#### Short task
From the entries below, please gather each line containing the string "Chemical".

━━━ Records supplied ━━━

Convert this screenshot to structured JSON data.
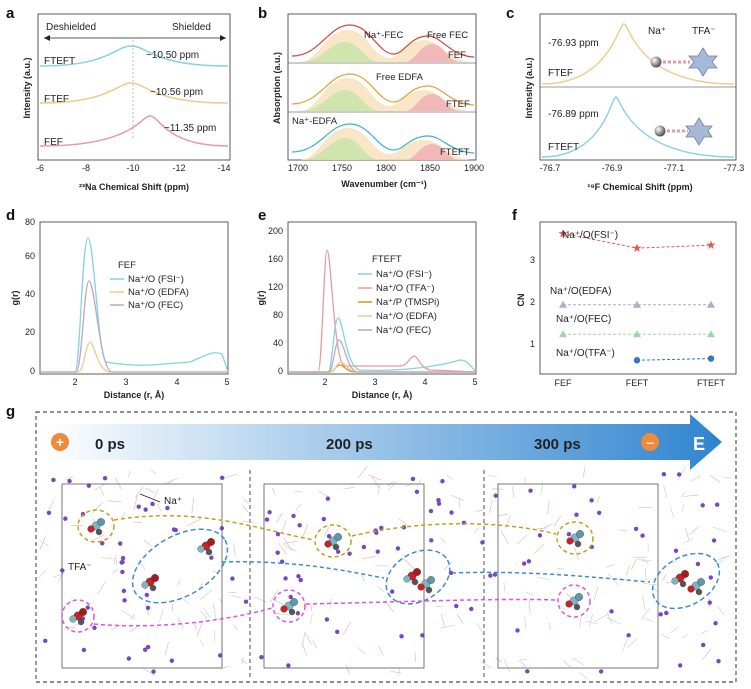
{
  "colors": {
    "blue": "#86d1e3",
    "orange": "#f2c98a",
    "gray": "#b9a9c4",
    "pink": "#e79aa3",
    "gold": "#c79b1e",
    "green": "#9fd6a6",
    "red": "#e05a55",
    "navy": "#3b72c9"
  },
  "panels": {
    "a": "a",
    "b": "b",
    "c": "c",
    "d": "d",
    "e": "e",
    "f": "f",
    "g": "g"
  },
  "chart_data": [
    {
      "id": "a",
      "type": "line",
      "xlabel": "²³Na Chemical Shift (ppm)",
      "ylabel": "Intensity (a.u.)",
      "xlim": [
        -6,
        -14
      ],
      "xticks": [
        "-6",
        "-8",
        "-10",
        "-12",
        "-14"
      ],
      "header": {
        "left": "Deshielded",
        "right": "Shielded"
      },
      "series": [
        {
          "name": "FTEFT",
          "peak": -10.5,
          "color": "#86d1e3",
          "label": "~10.50 ppm"
        },
        {
          "name": "FTEF",
          "peak": -10.56,
          "color": "#f2c98a",
          "label": "~10.56 ppm"
        },
        {
          "name": "FEF",
          "peak": -11.35,
          "color": "#e79aa3",
          "label": "~11.35 ppm"
        }
      ]
    },
    {
      "id": "b",
      "type": "line",
      "xlabel": "Wavenumber (cm⁻¹)",
      "ylabel": "Absorption (a.u.)",
      "xlim": [
        1690,
        1900
      ],
      "xticks": [
        "1700",
        "1750",
        "1800",
        "1850",
        "1900"
      ],
      "series": [
        {
          "name": "FEF"
        },
        {
          "name": "FTEF"
        },
        {
          "name": "FTEFT"
        }
      ],
      "annotations": [
        "Na⁺-FEC",
        "Free FEC",
        "Free EDFA",
        "Na⁺-EDFA"
      ]
    },
    {
      "id": "c",
      "type": "line",
      "xlabel": "¹⁹F Chemical Shift (ppm)",
      "ylabel": "Intensity (a.u.)",
      "xlim": [
        -76.7,
        -77.3
      ],
      "xticks": [
        "-76.7",
        "-76.9",
        "-77.1",
        "-77.3"
      ],
      "series": [
        {
          "name": "FTEF",
          "peak": -76.93,
          "label": "-76.93 ppm",
          "color": "#f2c98a"
        },
        {
          "name": "FTEFT",
          "peak": -76.89,
          "label": "-76.89 ppm",
          "color": "#86d1e3"
        }
      ],
      "icons": [
        "Na⁺",
        "TFA⁻"
      ]
    },
    {
      "id": "d",
      "type": "line",
      "xlabel": "Distance (r, Å)",
      "ylabel": "g(r)",
      "xlim": [
        1.3,
        5
      ],
      "ylim": [
        0,
        80
      ],
      "xticks": [
        "2",
        "3",
        "4",
        "5"
      ],
      "yticks": [
        "0",
        "20",
        "40",
        "60",
        "80"
      ],
      "legend_title": "FEF",
      "series": [
        {
          "name": "Na⁺/O (FSI⁻)",
          "peak": 70,
          "color": "#86d1e3"
        },
        {
          "name": "Na⁺/O (EDFA)",
          "peak": 13,
          "color": "#f2c98a"
        },
        {
          "name": "Na⁺/O (FEC)",
          "peak": 47,
          "color": "#b9a9c4"
        }
      ]
    },
    {
      "id": "e",
      "type": "line",
      "xlabel": "Distance (r, Å)",
      "ylabel": "g(r)",
      "xlim": [
        1.3,
        5
      ],
      "ylim": [
        0,
        210
      ],
      "xticks": [
        "2",
        "3",
        "4",
        "5"
      ],
      "yticks": [
        "0",
        "40",
        "80",
        "120",
        "160",
        "200"
      ],
      "legend_title": "FTEFT",
      "series": [
        {
          "name": "Na⁺/O (FSI⁻)",
          "peak": 70,
          "color": "#86d1e3"
        },
        {
          "name": "Na⁺/O (TFA⁻)",
          "peak": 172,
          "color": "#e79aa3"
        },
        {
          "name": "Na⁺/P (TMSPi)",
          "peak": 10,
          "color": "#c79b1e"
        },
        {
          "name": "Na⁺/O (EDFA)",
          "peak": 15,
          "color": "#f2c98a"
        },
        {
          "name": "Na⁺/O (FEC)",
          "peak": 45,
          "color": "#b9a9c4"
        }
      ]
    },
    {
      "id": "f",
      "type": "scatter",
      "xlabel": "",
      "ylabel": "CN",
      "ylim": [
        0,
        3.6
      ],
      "categories": [
        "FEF",
        "FEFT",
        "FTEFT"
      ],
      "yticks": [
        "1",
        "2",
        "3"
      ],
      "series": [
        {
          "name": "Na⁺/O(FSI⁻)",
          "values": [
            3.3,
            2.95,
            3.02
          ],
          "color": "#e05a55"
        },
        {
          "name": "Na⁺/O(EDFA)",
          "values": [
            1.6,
            1.6,
            1.6
          ],
          "color": "#b9a9c4"
        },
        {
          "name": "Na⁺/O(FEC)",
          "values": [
            0.9,
            0.9,
            0.9
          ],
          "color": "#9fd6a6"
        },
        {
          "name": "Na⁺/O(TFA⁻)",
          "values": [
            null,
            0.28,
            0.32
          ],
          "color": "#3b72c9"
        }
      ]
    },
    {
      "id": "g",
      "type": "other",
      "timeline": [
        "0 ps",
        "200 ps",
        "300 ps"
      ],
      "field": "E",
      "labels": [
        "Na⁺",
        "TFA⁻"
      ]
    }
  ]
}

━━━

#### Final result
      "xlabel": "²³Na Chemical Shift (ppm)",
      "xlabel": "¹⁹F Chemical Shift (ppm)",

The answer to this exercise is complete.